▸ WRITTEN TASK: Note how many lines include the word "России", and give that number by itself.

▸ RAW DATA:

----

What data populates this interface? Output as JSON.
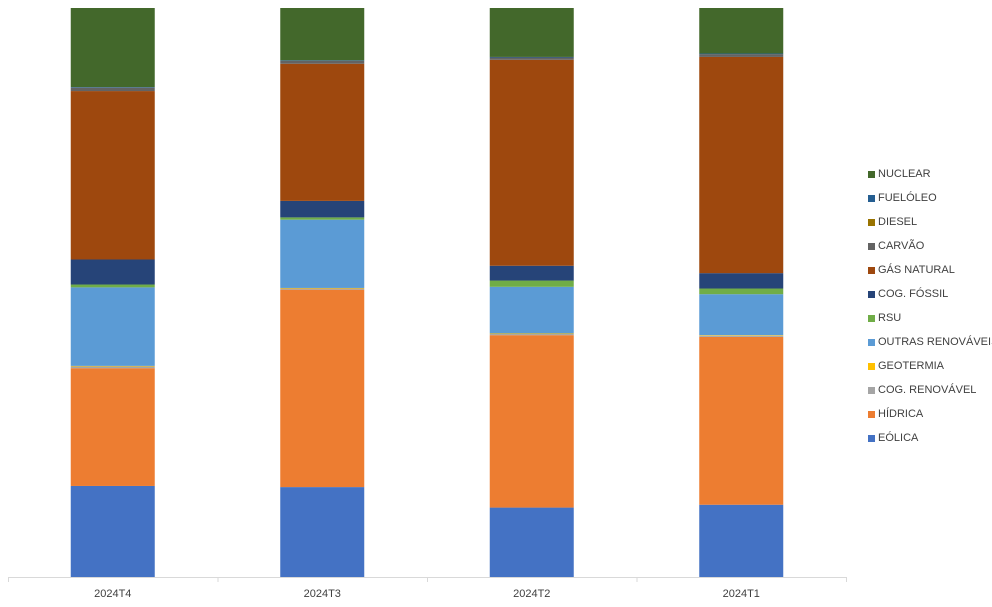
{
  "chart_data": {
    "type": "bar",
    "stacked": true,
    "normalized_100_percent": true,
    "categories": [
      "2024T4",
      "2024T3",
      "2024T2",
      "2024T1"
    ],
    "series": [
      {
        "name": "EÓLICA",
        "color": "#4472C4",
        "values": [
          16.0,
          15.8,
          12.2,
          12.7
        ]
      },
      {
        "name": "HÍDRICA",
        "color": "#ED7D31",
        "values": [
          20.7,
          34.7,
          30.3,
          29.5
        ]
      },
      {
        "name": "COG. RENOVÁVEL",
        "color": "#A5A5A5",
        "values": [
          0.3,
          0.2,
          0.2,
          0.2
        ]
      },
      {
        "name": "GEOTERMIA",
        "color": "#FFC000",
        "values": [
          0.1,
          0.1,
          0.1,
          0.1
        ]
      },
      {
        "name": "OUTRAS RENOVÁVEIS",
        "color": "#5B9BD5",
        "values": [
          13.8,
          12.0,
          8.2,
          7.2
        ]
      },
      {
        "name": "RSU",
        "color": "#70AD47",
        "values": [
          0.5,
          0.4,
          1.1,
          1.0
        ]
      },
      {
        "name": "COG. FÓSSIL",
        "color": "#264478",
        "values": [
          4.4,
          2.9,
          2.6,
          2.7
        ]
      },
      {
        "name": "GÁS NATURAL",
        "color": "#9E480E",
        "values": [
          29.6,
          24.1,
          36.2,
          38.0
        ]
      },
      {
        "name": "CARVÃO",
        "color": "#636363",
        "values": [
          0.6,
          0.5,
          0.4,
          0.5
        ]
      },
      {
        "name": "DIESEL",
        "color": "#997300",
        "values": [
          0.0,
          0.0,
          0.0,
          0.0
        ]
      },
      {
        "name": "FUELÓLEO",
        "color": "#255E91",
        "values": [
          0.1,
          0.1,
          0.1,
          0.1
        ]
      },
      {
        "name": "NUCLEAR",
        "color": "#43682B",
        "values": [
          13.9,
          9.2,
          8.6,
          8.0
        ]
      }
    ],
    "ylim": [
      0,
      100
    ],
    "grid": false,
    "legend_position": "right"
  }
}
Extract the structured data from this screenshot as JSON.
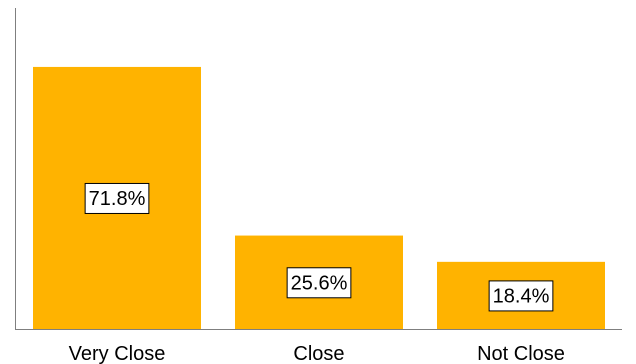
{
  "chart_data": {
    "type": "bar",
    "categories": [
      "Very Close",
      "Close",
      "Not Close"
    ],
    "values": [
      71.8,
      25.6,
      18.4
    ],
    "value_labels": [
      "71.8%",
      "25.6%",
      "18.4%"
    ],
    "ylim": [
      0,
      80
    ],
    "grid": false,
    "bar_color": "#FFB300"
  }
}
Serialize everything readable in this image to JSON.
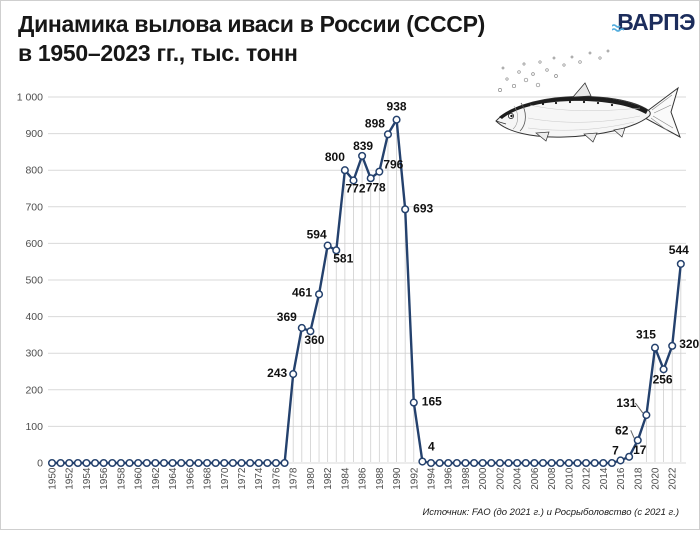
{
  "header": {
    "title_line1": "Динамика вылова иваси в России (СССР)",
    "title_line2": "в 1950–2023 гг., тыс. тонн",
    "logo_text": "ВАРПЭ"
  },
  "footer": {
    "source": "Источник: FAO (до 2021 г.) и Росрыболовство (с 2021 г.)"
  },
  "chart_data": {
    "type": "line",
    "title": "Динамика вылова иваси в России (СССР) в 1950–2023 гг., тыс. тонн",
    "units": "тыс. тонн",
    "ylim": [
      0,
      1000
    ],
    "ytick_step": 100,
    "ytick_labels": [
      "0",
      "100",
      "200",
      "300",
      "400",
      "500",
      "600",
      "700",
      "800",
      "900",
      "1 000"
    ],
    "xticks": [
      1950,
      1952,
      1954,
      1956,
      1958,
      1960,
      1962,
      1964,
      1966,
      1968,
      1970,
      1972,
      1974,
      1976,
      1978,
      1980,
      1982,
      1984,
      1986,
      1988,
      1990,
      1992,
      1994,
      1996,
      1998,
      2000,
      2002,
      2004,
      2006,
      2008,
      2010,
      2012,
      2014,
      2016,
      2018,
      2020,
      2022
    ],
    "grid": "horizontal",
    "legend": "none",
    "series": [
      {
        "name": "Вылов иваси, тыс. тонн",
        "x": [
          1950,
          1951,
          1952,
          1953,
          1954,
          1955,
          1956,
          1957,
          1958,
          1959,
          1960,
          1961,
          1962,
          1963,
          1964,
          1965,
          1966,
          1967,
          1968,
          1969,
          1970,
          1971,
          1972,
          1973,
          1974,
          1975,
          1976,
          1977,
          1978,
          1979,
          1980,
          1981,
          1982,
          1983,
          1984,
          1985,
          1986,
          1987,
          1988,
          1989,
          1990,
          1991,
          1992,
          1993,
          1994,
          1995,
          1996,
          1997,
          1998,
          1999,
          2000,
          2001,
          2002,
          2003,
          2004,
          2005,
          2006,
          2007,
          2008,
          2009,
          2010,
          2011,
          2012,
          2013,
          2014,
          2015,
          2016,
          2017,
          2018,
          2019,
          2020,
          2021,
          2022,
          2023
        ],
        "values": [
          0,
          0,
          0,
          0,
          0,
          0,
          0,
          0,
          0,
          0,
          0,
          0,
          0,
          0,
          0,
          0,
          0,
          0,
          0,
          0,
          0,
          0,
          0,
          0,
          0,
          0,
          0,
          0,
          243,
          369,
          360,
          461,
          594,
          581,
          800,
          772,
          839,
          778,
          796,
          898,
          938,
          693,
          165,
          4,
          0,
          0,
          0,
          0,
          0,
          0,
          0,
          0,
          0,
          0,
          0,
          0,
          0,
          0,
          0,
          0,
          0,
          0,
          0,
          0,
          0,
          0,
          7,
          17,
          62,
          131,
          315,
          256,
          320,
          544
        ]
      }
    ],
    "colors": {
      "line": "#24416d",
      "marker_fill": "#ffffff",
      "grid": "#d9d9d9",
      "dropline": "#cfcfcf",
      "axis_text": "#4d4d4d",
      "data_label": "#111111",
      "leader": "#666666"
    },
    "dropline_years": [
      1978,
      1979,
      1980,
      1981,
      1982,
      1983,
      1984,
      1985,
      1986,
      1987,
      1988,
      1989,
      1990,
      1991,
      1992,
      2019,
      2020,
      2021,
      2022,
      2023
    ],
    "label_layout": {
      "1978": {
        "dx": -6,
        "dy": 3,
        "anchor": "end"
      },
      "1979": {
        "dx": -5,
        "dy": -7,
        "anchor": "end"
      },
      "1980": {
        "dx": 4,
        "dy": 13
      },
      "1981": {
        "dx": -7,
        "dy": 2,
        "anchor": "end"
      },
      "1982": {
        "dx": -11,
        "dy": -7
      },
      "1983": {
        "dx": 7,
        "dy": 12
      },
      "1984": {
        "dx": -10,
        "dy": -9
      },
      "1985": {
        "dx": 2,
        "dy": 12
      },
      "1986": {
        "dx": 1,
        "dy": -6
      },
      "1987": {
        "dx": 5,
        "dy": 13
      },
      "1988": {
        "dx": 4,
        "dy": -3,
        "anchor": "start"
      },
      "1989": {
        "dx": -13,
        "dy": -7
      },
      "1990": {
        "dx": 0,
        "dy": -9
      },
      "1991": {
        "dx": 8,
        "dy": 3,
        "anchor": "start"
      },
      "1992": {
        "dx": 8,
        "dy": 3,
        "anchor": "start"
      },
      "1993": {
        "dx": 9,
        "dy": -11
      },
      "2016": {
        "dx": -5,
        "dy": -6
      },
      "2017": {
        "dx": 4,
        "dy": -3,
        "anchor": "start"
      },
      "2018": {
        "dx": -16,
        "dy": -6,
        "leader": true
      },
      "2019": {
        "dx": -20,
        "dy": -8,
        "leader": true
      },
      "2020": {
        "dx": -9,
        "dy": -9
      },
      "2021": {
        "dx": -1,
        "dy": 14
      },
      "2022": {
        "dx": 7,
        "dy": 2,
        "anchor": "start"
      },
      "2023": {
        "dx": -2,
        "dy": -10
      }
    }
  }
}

----

▸ ANSWER TO THIS EXERCISE: 2